What is being asked: Of all the lines in the records below, how many hold the word "JSON"? Give the number alone.

Records shown:
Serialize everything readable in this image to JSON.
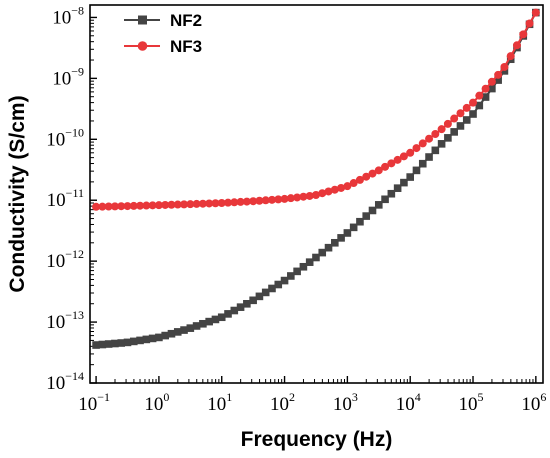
{
  "chart_data": {
    "type": "scatter",
    "xlabel": "Frequency (Hz)",
    "ylabel": "Conductivity (S/cm)",
    "x_scale": "log",
    "y_scale": "log",
    "xlim": [
      0.08,
      1300000
    ],
    "ylim": [
      1e-14,
      1.6e-08
    ],
    "x_ticks": [
      {
        "value": 0.1,
        "base": "10",
        "exp": "−1"
      },
      {
        "value": 1,
        "base": "10",
        "exp": "0"
      },
      {
        "value": 10,
        "base": "10",
        "exp": "1"
      },
      {
        "value": 100,
        "base": "10",
        "exp": "2"
      },
      {
        "value": 1000,
        "base": "10",
        "exp": "3"
      },
      {
        "value": 10000,
        "base": "10",
        "exp": "4"
      },
      {
        "value": 100000,
        "base": "10",
        "exp": "5"
      },
      {
        "value": 1000000,
        "base": "10",
        "exp": "6"
      }
    ],
    "y_ticks": [
      {
        "value": 1e-14,
        "base": "10",
        "exp": "−14"
      },
      {
        "value": 1e-13,
        "base": "10",
        "exp": "−13"
      },
      {
        "value": 1e-12,
        "base": "10",
        "exp": "−12"
      },
      {
        "value": 1e-11,
        "base": "10",
        "exp": "−11"
      },
      {
        "value": 1e-10,
        "base": "10",
        "exp": "−10"
      },
      {
        "value": 1e-09,
        "base": "10",
        "exp": "−9"
      },
      {
        "value": 1e-08,
        "base": "10",
        "exp": "−8"
      }
    ],
    "grid": false,
    "legend_position": "top-left",
    "series": [
      {
        "name": "NF2",
        "color": "#444444",
        "marker": "square",
        "points": [
          [
            0.1,
            4.2e-14
          ],
          [
            0.3,
            4.6e-14
          ],
          [
            1,
            5.6e-14
          ],
          [
            3,
            7.8e-14
          ],
          [
            10,
            1.2e-13
          ],
          [
            30,
            2.2e-13
          ],
          [
            100,
            4.8e-13
          ],
          [
            300,
            1.1e-12
          ],
          [
            1000,
            2.9e-12
          ],
          [
            3000,
            8e-12
          ],
          [
            10000,
            2.4e-11
          ],
          [
            30000,
            8e-11
          ],
          [
            100000,
            2.6e-10
          ],
          [
            300000,
            1.2e-09
          ],
          [
            1000000,
            1.2e-08
          ]
        ]
      },
      {
        "name": "NF3",
        "color": "#e8373a",
        "marker": "circle",
        "points": [
          [
            0.1,
            7.8e-12
          ],
          [
            0.3,
            8e-12
          ],
          [
            1,
            8.3e-12
          ],
          [
            3,
            8.6e-12
          ],
          [
            10,
            9e-12
          ],
          [
            30,
            9.6e-12
          ],
          [
            100,
            1.05e-11
          ],
          [
            300,
            1.2e-11
          ],
          [
            1000,
            1.7e-11
          ],
          [
            3000,
            3e-11
          ],
          [
            10000,
            6e-11
          ],
          [
            30000,
            1.4e-10
          ],
          [
            100000,
            4e-10
          ],
          [
            300000,
            1.4e-09
          ],
          [
            1000000,
            1.2e-08
          ]
        ]
      }
    ]
  }
}
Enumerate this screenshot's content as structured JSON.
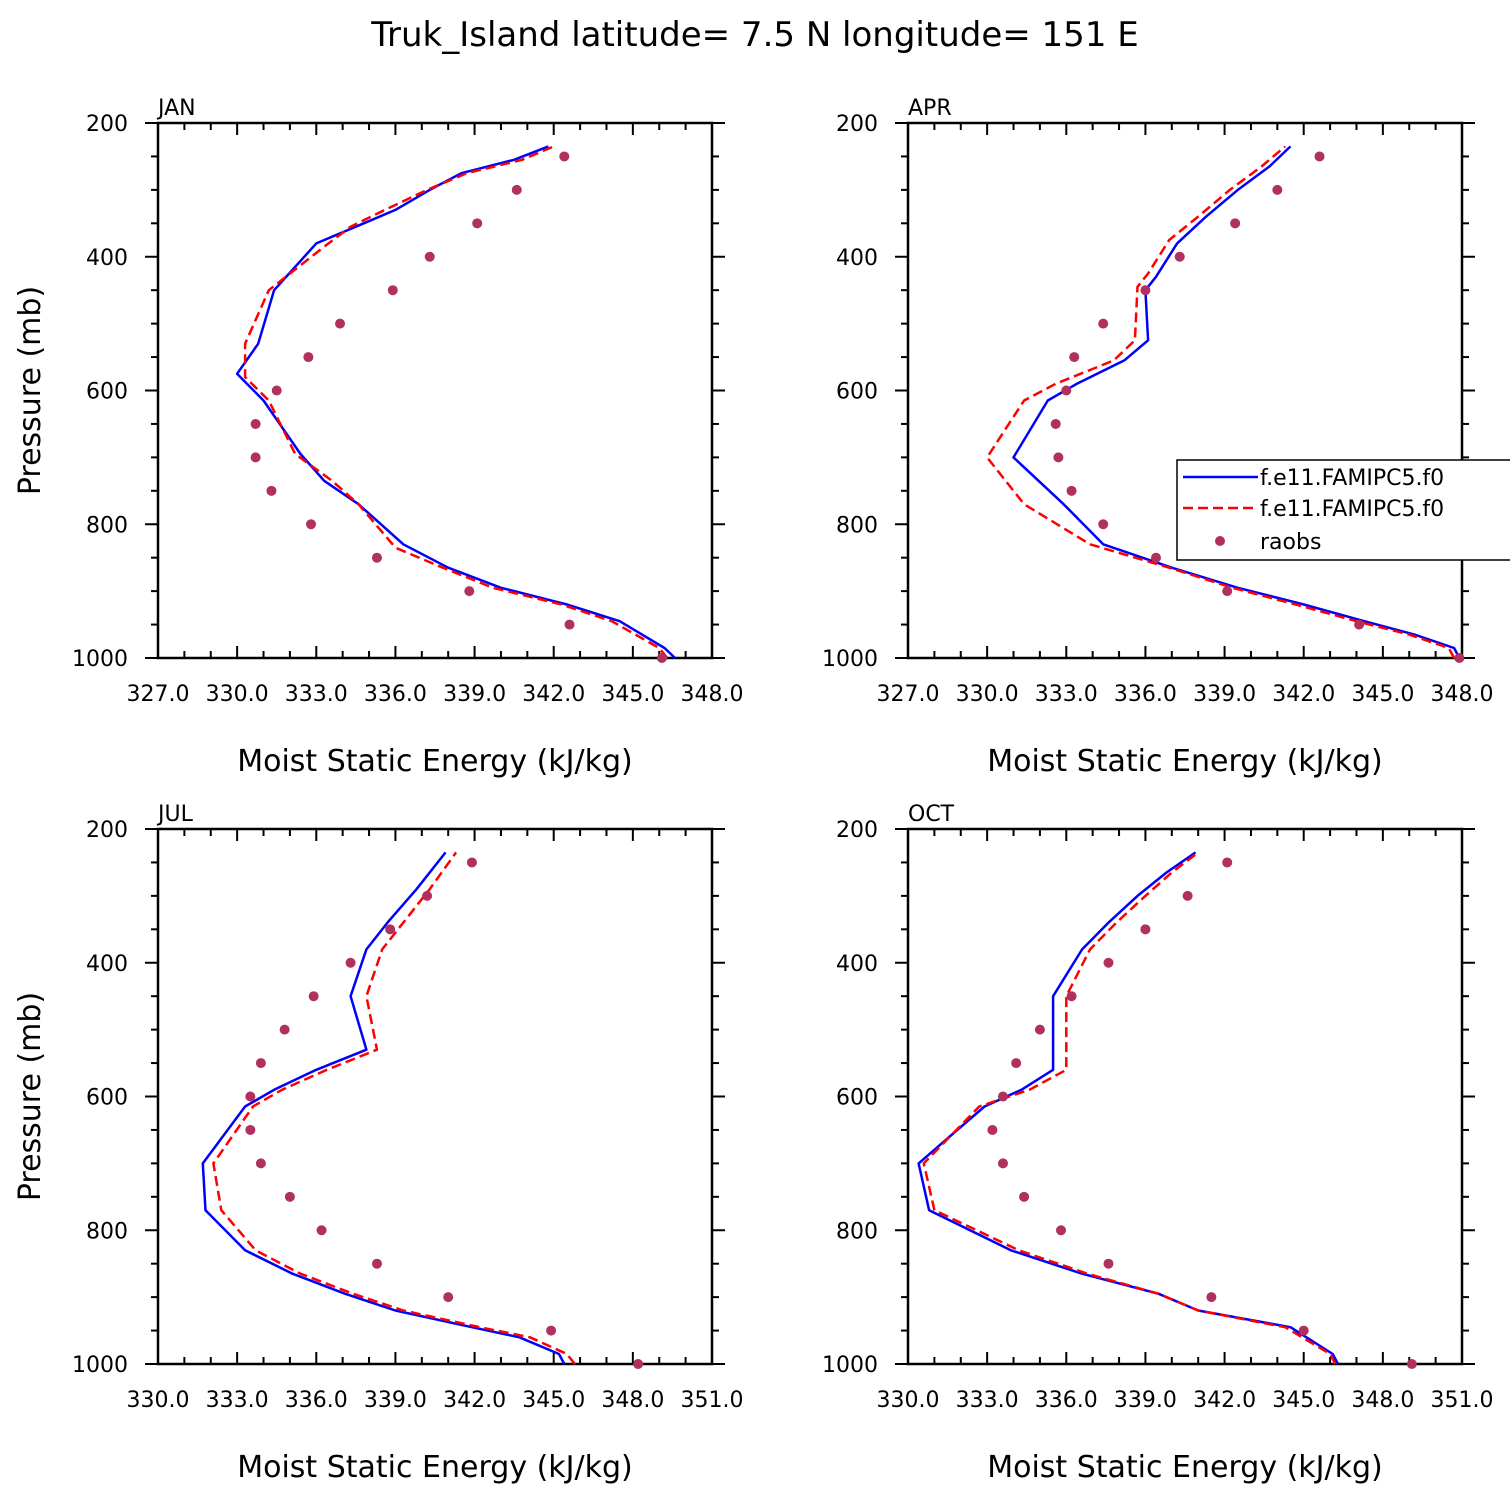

Exercise output: 2